● Stated problem
Word for word, print each line of the listing below; pictures stay out.

Figure content listings
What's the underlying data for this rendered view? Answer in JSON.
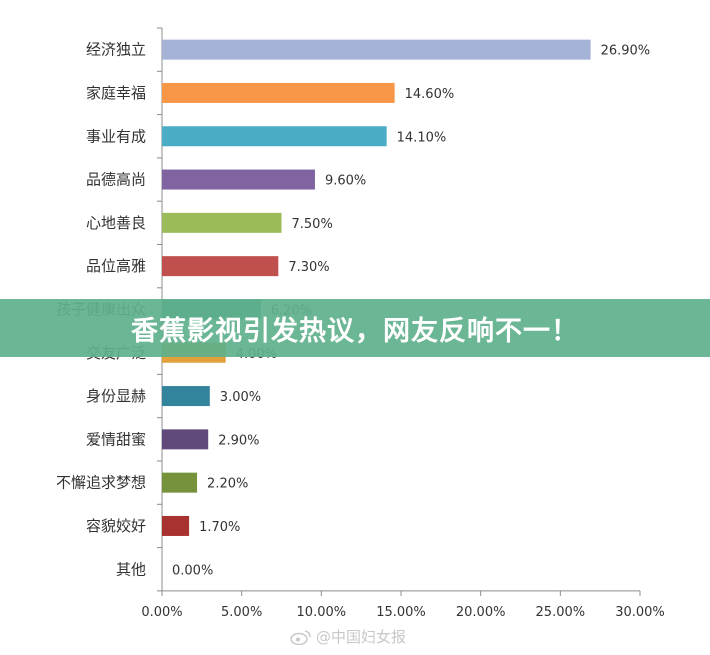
{
  "chart_data": {
    "type": "bar",
    "orientation": "horizontal",
    "title": "",
    "xlabel": "",
    "ylabel": "",
    "xlim": [
      0,
      30
    ],
    "x_ticks": [
      "0.00%",
      "5.00%",
      "10.00%",
      "15.00%",
      "20.00%",
      "25.00%",
      "30.00%"
    ],
    "grid": false,
    "legend": "none",
    "categories": [
      "经济独立",
      "家庭幸福",
      "事业有成",
      "品德高尚",
      "心地善良",
      "品位高雅",
      "孩子健康出众",
      "交友广泛",
      "身份显赫",
      "爱情甜蜜",
      "不懈追求梦想",
      "容貌姣好",
      "其他"
    ],
    "values": [
      26.9,
      14.6,
      14.1,
      9.6,
      7.5,
      7.3,
      6.2,
      4.0,
      3.0,
      2.9,
      2.2,
      1.7,
      0.0
    ],
    "value_labels": [
      "26.90%",
      "14.60%",
      "14.10%",
      "9.60%",
      "7.50%",
      "7.30%",
      "6.20%",
      "4.00%",
      "3.00%",
      "2.90%",
      "2.20%",
      "1.70%",
      "0.00%"
    ],
    "colors": [
      "#A5B3D7",
      "#F79646",
      "#4BACC6",
      "#8064A2",
      "#9BBB59",
      "#C0504D",
      "#2D8F8F",
      "#E2A13B",
      "#31849B",
      "#604A7B",
      "#76933C",
      "#A8322F",
      "#7F7F7F"
    ]
  },
  "banner": {
    "text": "香蕉影视引发热议，网友反响不一！"
  },
  "watermark": {
    "text": "@中国妇女报",
    "icon": "weibo-icon"
  }
}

● Solved exercise
What's the underlying data for this rendered view? Answer in JSON.
{
  "chart_data": {
    "type": "bar",
    "orientation": "horizontal",
    "title": "",
    "xlabel": "",
    "ylabel": "",
    "xlim": [
      0,
      30
    ],
    "x_ticks": [
      "0.00%",
      "5.00%",
      "10.00%",
      "15.00%",
      "20.00%",
      "25.00%",
      "30.00%"
    ],
    "grid": false,
    "legend": "none",
    "categories": [
      "经济独立",
      "家庭幸福",
      "事业有成",
      "品德高尚",
      "心地善良",
      "品位高雅",
      "孩子健康出众",
      "交友广泛",
      "身份显赫",
      "爱情甜蜜",
      "不懈追求梦想",
      "容貌姣好",
      "其他"
    ],
    "values": [
      26.9,
      14.6,
      14.1,
      9.6,
      7.5,
      7.3,
      6.2,
      4.0,
      3.0,
      2.9,
      2.2,
      1.7,
      0.0
    ],
    "value_labels": [
      "26.90%",
      "14.60%",
      "14.10%",
      "9.60%",
      "7.50%",
      "7.30%",
      "6.20%",
      "4.00%",
      "3.00%",
      "2.90%",
      "2.20%",
      "1.70%",
      "0.00%"
    ],
    "colors": [
      "#A5B3D7",
      "#F79646",
      "#4BACC6",
      "#8064A2",
      "#9BBB59",
      "#C0504D",
      "#2D8F8F",
      "#E2A13B",
      "#31849B",
      "#604A7B",
      "#76933C",
      "#A8322F",
      "#7F7F7F"
    ]
  },
  "banner": {
    "text": "香蕉影视引发热议，网友反响不一！"
  },
  "watermark": {
    "text": "@中国妇女报",
    "icon": "weibo-icon"
  }
}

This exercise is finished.